_DATA TO USE_
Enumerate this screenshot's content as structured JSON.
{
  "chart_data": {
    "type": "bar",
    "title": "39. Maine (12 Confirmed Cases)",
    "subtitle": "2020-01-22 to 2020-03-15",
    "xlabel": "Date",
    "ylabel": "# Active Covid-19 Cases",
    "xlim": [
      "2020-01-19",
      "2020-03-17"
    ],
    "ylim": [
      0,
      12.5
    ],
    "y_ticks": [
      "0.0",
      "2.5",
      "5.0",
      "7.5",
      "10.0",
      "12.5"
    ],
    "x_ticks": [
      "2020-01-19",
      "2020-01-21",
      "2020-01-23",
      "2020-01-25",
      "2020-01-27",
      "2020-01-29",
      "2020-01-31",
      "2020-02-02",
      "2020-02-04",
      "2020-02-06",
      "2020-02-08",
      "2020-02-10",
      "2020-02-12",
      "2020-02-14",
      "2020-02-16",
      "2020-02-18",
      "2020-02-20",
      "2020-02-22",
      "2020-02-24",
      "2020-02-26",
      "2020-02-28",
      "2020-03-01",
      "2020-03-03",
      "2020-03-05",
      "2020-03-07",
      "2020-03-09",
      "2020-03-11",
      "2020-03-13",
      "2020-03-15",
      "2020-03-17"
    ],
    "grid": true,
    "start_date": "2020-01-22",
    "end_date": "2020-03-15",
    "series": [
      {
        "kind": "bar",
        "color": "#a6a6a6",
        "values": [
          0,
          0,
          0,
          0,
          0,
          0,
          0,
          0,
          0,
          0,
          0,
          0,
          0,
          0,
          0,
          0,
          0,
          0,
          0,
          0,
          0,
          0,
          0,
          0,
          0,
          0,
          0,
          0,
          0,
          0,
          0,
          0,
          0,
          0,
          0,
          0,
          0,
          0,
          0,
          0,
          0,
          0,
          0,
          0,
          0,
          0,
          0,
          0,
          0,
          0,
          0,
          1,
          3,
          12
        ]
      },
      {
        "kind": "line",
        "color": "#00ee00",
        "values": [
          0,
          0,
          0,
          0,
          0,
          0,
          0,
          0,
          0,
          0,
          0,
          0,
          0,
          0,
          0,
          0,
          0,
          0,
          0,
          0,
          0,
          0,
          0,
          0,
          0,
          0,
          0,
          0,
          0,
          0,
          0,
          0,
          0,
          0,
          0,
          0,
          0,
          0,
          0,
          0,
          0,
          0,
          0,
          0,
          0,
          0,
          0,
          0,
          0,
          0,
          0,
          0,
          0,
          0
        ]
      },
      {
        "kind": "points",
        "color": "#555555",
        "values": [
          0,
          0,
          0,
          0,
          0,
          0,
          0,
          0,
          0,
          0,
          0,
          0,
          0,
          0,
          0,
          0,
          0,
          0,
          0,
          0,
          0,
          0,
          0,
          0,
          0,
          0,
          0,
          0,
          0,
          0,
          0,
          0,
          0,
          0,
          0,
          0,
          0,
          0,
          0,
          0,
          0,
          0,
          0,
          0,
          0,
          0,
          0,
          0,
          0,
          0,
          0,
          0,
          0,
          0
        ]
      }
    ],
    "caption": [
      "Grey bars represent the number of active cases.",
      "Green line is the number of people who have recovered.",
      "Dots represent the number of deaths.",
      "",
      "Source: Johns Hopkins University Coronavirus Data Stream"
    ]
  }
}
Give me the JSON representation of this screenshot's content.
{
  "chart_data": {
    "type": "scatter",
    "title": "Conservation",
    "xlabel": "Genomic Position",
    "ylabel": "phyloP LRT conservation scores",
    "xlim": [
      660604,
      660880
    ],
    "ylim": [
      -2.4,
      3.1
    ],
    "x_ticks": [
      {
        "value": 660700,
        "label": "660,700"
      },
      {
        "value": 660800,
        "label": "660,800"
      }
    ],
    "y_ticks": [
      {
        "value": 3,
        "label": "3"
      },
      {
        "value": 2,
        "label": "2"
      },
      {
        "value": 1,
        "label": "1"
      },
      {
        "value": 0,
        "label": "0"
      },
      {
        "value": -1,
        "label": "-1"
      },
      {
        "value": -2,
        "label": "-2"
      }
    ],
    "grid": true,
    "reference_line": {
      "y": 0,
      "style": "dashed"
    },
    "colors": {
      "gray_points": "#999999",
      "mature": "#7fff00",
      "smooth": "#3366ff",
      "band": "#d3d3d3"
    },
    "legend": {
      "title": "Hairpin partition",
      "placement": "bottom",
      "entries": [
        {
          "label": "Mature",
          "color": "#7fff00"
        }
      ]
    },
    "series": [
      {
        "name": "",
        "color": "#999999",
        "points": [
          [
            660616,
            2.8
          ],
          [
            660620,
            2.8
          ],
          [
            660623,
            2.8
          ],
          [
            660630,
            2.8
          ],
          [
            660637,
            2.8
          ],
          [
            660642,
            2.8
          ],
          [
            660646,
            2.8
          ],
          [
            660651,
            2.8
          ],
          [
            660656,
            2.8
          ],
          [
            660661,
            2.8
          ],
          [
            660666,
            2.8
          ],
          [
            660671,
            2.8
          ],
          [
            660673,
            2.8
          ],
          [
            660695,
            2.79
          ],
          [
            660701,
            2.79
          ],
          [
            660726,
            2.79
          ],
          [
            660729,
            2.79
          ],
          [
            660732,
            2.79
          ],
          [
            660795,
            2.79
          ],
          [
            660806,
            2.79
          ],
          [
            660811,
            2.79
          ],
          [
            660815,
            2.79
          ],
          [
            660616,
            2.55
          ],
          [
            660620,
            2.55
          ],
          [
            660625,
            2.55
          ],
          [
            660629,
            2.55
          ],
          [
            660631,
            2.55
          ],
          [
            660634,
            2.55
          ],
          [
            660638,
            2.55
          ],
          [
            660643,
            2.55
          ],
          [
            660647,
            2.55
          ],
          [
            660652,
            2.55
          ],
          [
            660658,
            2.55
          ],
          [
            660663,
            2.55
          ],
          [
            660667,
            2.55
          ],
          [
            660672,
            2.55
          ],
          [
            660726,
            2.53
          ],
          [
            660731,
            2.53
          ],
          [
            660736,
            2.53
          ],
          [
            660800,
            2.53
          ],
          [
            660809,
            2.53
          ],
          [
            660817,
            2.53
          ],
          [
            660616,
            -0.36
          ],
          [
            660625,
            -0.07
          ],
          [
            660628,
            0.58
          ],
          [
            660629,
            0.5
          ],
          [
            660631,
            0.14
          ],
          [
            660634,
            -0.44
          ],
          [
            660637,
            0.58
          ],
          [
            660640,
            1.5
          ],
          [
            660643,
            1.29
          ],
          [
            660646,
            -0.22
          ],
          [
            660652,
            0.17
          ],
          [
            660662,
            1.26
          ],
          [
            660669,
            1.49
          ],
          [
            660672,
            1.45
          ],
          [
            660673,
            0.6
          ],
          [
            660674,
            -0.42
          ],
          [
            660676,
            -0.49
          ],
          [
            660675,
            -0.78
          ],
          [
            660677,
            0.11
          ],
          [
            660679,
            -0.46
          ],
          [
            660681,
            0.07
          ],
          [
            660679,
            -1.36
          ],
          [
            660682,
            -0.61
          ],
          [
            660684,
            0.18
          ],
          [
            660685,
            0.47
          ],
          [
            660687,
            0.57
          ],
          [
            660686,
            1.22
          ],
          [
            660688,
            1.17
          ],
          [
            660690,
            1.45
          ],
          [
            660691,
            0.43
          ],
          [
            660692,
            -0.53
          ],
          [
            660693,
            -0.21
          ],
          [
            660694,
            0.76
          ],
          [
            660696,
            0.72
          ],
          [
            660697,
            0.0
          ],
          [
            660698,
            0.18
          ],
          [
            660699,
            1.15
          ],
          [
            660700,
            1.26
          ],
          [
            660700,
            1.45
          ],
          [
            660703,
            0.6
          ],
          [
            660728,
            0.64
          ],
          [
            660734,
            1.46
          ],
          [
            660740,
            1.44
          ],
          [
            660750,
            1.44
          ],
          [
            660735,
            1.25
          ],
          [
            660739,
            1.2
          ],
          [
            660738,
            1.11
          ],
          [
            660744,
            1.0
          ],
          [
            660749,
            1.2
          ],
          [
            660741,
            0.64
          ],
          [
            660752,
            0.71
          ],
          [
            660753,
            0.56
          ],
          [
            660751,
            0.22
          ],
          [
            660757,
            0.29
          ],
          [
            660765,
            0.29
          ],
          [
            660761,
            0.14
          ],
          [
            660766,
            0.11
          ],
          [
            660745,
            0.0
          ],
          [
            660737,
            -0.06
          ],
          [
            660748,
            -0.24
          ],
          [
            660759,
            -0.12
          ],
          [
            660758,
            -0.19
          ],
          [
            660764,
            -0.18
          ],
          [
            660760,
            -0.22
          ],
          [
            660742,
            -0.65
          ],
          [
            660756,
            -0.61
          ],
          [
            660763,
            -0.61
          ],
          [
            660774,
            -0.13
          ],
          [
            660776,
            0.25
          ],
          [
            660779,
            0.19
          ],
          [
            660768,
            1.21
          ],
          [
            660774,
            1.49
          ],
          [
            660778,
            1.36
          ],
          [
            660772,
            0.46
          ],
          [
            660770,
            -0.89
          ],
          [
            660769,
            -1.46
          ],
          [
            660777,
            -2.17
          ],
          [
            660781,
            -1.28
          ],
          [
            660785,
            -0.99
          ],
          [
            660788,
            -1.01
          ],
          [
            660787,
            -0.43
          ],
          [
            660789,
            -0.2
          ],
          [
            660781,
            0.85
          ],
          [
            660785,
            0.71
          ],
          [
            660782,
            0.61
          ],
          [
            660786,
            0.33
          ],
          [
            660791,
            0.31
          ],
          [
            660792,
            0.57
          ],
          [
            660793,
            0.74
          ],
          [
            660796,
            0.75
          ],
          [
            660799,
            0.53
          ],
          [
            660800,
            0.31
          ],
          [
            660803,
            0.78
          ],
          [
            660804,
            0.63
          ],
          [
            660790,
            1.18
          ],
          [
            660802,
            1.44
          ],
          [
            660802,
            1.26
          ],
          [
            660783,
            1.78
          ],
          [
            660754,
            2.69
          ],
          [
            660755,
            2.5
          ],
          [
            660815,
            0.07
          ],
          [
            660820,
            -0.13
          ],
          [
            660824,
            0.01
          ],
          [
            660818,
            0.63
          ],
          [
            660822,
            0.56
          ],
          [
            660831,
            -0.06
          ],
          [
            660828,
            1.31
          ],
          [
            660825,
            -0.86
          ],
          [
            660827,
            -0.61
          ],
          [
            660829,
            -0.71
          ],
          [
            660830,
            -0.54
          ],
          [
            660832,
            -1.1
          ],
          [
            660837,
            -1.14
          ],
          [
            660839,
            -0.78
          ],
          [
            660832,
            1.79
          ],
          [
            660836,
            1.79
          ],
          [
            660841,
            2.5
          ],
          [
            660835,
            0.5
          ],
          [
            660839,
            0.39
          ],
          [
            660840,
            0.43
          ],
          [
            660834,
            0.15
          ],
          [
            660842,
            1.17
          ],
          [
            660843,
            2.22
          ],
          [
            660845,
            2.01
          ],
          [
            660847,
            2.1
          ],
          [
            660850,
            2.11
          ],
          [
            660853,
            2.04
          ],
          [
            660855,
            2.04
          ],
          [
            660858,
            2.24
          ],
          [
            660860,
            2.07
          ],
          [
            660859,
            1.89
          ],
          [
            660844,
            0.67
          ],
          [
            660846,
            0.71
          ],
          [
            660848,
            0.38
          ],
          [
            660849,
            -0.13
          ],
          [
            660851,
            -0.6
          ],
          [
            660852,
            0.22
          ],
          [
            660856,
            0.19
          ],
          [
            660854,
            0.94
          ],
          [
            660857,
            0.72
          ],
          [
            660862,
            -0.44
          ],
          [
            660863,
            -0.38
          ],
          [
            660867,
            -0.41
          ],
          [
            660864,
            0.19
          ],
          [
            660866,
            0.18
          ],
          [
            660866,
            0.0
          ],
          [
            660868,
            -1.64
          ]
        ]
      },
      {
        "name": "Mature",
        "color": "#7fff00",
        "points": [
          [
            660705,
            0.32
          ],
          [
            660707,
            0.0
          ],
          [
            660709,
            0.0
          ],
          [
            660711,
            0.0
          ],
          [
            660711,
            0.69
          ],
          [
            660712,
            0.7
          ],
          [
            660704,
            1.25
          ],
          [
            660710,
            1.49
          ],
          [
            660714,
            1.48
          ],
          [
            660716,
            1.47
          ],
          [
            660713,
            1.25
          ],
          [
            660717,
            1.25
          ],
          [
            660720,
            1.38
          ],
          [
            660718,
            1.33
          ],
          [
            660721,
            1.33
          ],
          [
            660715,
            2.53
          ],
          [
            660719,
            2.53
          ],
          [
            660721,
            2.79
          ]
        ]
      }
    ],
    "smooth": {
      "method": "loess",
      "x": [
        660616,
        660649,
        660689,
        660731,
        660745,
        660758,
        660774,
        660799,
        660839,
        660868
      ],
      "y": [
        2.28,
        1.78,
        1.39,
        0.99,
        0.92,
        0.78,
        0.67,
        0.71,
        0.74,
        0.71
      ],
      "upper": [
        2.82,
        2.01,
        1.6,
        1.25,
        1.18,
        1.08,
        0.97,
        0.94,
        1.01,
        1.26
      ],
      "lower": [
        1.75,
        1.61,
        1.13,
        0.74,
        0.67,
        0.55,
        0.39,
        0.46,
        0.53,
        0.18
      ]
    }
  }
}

_YOUR GOAL_
Whenever the word "content" occurs in a line of the listing above, return that line.

_EXERCISE RESPONSE_
Enumerate this screenshot's content as structured JSON.
Give me the JSON representation of this screenshot's content.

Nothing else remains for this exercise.